Entries contained in a dataset

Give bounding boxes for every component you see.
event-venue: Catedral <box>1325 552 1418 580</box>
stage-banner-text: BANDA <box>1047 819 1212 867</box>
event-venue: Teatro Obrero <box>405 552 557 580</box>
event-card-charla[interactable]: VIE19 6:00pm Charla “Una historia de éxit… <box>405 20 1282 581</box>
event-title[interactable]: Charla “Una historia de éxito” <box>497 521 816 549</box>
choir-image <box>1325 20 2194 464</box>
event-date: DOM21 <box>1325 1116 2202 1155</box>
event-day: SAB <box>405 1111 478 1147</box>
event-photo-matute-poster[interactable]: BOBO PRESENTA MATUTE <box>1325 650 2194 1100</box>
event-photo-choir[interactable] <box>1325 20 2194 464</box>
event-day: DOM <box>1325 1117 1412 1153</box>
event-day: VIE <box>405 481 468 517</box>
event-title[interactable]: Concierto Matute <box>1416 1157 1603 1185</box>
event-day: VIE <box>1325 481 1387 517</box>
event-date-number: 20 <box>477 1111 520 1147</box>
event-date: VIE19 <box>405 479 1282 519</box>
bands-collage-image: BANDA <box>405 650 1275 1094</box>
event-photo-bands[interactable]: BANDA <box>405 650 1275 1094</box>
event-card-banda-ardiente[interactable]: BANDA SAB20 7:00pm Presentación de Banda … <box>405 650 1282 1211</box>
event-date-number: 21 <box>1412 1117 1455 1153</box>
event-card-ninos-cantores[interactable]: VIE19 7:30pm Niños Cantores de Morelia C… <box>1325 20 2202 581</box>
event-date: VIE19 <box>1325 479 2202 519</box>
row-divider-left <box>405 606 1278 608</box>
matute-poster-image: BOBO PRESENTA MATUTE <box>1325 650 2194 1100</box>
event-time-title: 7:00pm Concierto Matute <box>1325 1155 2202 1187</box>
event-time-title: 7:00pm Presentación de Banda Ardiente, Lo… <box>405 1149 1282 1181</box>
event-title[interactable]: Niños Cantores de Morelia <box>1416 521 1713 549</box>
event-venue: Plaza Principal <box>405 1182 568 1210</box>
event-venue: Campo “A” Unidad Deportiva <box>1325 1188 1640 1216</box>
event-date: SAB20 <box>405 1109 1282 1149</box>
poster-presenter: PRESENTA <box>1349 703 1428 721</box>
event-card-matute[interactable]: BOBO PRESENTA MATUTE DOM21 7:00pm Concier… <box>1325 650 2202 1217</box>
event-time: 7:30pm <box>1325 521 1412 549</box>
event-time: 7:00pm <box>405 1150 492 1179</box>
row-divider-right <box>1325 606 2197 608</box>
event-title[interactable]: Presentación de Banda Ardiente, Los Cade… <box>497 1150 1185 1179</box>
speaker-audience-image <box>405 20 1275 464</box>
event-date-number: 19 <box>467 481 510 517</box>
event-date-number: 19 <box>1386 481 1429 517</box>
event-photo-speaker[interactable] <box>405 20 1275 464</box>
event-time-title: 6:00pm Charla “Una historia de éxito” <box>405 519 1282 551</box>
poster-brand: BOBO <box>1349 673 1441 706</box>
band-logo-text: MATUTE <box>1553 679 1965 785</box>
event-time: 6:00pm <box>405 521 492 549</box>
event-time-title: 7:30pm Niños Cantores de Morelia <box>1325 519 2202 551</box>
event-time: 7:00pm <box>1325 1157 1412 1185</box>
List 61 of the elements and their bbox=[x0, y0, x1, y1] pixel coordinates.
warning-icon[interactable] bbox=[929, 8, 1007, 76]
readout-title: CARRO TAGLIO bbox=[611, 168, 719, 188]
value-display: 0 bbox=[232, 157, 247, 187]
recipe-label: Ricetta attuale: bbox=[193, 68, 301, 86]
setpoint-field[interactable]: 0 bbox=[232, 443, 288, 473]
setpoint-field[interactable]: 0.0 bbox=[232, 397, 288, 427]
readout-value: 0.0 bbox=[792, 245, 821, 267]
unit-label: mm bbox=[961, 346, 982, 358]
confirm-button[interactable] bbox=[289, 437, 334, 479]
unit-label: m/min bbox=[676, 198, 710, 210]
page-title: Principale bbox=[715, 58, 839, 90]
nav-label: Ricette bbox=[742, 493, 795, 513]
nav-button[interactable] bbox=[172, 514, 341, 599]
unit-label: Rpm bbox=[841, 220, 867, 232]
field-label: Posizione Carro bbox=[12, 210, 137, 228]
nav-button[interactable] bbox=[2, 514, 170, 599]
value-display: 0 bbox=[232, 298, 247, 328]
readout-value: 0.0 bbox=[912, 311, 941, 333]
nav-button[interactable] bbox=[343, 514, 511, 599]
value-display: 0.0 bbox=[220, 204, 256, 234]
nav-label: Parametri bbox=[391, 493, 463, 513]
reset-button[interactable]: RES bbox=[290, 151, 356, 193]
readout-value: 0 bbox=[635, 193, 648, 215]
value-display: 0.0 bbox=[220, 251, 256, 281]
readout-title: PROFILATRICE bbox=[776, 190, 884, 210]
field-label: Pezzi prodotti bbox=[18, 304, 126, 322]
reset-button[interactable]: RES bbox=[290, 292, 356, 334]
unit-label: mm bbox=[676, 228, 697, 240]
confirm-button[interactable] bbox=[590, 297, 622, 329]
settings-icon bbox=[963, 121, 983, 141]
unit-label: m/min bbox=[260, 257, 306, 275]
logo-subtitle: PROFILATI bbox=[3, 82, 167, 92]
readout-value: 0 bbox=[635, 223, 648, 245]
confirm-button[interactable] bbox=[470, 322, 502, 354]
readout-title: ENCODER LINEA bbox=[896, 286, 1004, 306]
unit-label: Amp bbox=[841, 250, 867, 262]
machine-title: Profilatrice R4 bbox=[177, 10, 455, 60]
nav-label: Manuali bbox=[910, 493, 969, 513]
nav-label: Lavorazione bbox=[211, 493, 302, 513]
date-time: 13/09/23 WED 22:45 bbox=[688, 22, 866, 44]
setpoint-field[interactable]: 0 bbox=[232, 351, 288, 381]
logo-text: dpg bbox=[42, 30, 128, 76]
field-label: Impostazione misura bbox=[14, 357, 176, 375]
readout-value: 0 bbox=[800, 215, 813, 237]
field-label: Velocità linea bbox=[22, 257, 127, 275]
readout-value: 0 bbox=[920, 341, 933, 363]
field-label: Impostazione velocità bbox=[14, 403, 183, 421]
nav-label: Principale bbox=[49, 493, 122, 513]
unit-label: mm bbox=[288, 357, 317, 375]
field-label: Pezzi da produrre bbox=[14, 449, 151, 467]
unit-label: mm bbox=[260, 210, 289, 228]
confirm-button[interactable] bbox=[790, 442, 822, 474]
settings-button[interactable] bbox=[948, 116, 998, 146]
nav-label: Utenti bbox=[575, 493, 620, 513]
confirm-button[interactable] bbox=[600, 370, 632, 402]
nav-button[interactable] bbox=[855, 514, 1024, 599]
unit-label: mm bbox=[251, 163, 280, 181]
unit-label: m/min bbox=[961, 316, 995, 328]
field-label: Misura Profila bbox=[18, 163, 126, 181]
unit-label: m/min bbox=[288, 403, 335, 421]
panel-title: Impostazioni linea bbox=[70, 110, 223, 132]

* **Given task**: Render the entries from the first line through the line containing "matute-poster-image: BOBO PRESENTA", inclusive, as a JSON list of strings with one string per line, omitting blank lines.

* **Full solution**:
[
  "Give bounding boxes for every component you see.",
  "event-venue: Catedral <box>1325 552 1418 580</box>",
  "stage-banner-text: BANDA <box>1047 819 1212 867</box>",
  "event-venue: Teatro Obrero <box>405 552 557 580</box>",
  "event-card-charla[interactable]: VIE19 6:00pm Charla “Una historia de éxit… <box>405 20 1282 581</box>",
  "event-title[interactable]: Charla “Una historia de éxito” <box>497 521 816 549</box>",
  "choir-image <box>1325 20 2194 464</box>",
  "event-date: DOM21 <box>1325 1116 2202 1155</box>",
  "event-day: SAB <box>405 1111 478 1147</box>",
  "event-photo-matute-poster[interactable]: BOBO PRESENTA MATUTE <box>1325 650 2194 1100</box>",
  "event-photo-choir[interactable] <box>1325 20 2194 464</box>",
  "event-day: DOM <box>1325 1117 1412 1153</box>",
  "event-day: VIE <box>405 481 468 517</box>",
  "event-title[interactable]: Concierto Matute <box>1416 1157 1603 1185</box>",
  "event-day: VIE <box>1325 481 1387 517</box>",
  "event-date-number: 20 <box>477 1111 520 1147</box>",
  "event-date: VIE19 <box>405 479 1282 519</box>",
  "bands-collage-image: BANDA <box>405 650 1275 1094</box>",
  "event-photo-bands[interactable]: BANDA <box>405 650 1275 1094</box>",
  "event-card-banda-ardiente[interactable]: BANDA SAB20 7:00pm Presentación de Banda … <box>405 650 1282 1211</box>",
  "event-date-number: 21 <box>1412 1117 1455 1153</box>",
  "event-card-ninos-cantores[interactable]: VIE19 7:30pm Niños Cantores de Morelia C… <box>1325 20 2202 581</box>",
  "event-date: VIE19 <box>1325 479 2202 519</box>",
  "row-divider-left <box>405 606 1278 608</box>",
  "matute-poster-image: BOBO PRESENTA MATUTE <box>1325 650 2194 1100</box>"
]